Reply with one number: the count of lines in the listing that contain the string "ylabel".

◆ **Information shown**
#####
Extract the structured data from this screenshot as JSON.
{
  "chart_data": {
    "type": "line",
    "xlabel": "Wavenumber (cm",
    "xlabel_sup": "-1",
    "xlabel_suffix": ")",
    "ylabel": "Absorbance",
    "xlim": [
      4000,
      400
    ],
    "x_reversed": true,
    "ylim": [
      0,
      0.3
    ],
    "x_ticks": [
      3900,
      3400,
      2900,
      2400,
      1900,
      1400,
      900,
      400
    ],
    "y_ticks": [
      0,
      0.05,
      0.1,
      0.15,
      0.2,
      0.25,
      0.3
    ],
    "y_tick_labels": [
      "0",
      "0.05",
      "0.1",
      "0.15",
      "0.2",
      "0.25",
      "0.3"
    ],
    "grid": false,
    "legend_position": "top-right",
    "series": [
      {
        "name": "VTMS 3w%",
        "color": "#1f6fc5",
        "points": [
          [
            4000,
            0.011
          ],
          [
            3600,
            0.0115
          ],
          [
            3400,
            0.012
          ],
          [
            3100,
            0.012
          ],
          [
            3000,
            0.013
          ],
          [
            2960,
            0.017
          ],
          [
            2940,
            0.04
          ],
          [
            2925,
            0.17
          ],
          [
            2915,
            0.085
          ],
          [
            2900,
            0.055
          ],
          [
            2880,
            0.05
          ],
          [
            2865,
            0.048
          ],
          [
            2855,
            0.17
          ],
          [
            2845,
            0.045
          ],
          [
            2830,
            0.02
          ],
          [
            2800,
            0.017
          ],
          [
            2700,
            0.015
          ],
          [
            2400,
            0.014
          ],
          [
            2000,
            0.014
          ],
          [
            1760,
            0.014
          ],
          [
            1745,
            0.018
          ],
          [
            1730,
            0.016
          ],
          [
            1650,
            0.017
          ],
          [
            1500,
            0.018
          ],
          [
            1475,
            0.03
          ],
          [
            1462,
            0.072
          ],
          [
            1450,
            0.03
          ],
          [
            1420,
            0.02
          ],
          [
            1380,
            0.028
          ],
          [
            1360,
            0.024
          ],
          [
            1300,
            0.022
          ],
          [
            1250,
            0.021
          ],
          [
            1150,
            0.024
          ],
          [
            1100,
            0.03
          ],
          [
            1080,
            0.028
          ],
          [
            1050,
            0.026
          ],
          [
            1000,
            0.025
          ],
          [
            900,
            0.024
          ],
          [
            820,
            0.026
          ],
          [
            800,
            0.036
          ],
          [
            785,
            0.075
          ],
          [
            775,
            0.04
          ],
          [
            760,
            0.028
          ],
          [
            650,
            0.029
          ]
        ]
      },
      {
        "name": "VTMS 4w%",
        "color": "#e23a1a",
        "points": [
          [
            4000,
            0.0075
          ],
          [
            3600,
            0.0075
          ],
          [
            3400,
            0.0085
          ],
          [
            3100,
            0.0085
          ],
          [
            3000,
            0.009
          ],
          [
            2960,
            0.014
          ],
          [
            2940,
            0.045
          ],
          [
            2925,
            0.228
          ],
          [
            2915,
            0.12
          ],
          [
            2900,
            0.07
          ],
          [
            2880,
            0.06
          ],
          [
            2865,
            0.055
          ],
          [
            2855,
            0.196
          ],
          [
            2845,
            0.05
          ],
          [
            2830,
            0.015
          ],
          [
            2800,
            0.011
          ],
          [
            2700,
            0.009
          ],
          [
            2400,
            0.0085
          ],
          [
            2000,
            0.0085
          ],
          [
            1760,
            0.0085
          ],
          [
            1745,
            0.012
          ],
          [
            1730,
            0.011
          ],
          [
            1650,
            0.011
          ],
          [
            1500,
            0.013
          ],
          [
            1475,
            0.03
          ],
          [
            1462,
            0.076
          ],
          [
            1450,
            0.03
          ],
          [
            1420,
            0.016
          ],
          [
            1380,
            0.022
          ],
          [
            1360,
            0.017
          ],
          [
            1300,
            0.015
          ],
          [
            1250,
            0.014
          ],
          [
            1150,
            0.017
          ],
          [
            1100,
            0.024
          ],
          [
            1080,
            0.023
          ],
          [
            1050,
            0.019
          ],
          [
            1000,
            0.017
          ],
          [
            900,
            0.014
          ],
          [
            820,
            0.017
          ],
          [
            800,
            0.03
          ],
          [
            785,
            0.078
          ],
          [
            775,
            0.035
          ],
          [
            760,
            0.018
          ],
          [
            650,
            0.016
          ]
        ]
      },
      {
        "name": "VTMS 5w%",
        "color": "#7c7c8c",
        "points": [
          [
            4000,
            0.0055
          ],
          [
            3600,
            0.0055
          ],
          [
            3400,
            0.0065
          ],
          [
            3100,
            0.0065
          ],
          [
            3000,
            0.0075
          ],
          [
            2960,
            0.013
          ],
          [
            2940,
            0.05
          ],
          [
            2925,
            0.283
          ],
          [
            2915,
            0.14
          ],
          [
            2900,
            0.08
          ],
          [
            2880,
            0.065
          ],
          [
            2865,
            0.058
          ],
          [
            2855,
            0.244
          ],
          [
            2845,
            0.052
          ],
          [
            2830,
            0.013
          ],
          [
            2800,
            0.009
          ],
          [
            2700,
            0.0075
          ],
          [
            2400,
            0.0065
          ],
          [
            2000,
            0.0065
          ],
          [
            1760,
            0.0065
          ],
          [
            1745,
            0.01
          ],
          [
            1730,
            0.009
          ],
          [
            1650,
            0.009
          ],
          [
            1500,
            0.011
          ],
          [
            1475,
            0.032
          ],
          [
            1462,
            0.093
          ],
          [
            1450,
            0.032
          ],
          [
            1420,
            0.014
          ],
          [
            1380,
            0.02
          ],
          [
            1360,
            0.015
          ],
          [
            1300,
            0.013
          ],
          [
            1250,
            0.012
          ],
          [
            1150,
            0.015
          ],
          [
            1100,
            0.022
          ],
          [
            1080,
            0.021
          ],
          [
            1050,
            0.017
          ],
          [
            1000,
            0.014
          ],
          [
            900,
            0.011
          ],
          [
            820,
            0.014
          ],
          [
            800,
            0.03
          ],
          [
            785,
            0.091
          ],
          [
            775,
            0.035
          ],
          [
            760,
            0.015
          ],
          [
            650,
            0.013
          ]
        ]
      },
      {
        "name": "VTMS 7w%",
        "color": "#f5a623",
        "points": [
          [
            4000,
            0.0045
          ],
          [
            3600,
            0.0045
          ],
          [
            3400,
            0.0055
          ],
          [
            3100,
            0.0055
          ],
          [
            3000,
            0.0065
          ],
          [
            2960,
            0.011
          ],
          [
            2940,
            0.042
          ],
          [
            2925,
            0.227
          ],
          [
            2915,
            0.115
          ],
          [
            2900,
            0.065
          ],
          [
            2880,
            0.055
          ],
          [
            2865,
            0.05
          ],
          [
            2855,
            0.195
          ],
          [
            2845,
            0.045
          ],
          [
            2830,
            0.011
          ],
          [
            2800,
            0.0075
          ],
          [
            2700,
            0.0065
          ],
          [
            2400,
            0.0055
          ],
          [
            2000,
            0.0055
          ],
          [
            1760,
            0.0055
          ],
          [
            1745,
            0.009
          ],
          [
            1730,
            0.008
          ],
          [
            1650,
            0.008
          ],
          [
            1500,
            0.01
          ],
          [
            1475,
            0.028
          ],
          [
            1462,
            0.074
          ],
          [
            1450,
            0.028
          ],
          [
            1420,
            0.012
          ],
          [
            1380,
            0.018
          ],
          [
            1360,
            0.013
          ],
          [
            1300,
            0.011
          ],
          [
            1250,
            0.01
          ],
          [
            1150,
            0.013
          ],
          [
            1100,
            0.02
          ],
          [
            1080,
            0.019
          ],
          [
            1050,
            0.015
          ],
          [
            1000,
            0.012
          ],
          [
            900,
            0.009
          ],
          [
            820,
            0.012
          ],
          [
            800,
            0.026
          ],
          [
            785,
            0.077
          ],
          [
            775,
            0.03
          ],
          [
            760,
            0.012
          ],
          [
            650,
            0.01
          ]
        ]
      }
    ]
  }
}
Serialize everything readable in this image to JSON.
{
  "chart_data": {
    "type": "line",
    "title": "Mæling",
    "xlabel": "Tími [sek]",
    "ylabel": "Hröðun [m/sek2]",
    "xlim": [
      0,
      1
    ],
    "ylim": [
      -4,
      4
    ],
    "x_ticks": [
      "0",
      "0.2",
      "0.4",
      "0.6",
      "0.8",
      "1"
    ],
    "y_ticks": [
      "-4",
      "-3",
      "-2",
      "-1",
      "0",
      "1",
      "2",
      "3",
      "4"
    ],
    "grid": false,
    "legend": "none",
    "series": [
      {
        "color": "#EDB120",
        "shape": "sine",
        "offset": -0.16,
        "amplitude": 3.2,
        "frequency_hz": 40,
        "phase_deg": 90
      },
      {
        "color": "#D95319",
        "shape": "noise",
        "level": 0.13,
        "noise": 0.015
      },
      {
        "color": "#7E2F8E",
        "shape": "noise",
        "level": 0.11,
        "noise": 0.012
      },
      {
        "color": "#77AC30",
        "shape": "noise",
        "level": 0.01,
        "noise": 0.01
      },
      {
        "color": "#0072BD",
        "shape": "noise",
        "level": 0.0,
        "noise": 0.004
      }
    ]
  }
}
#####
◆ **Result of this task**
2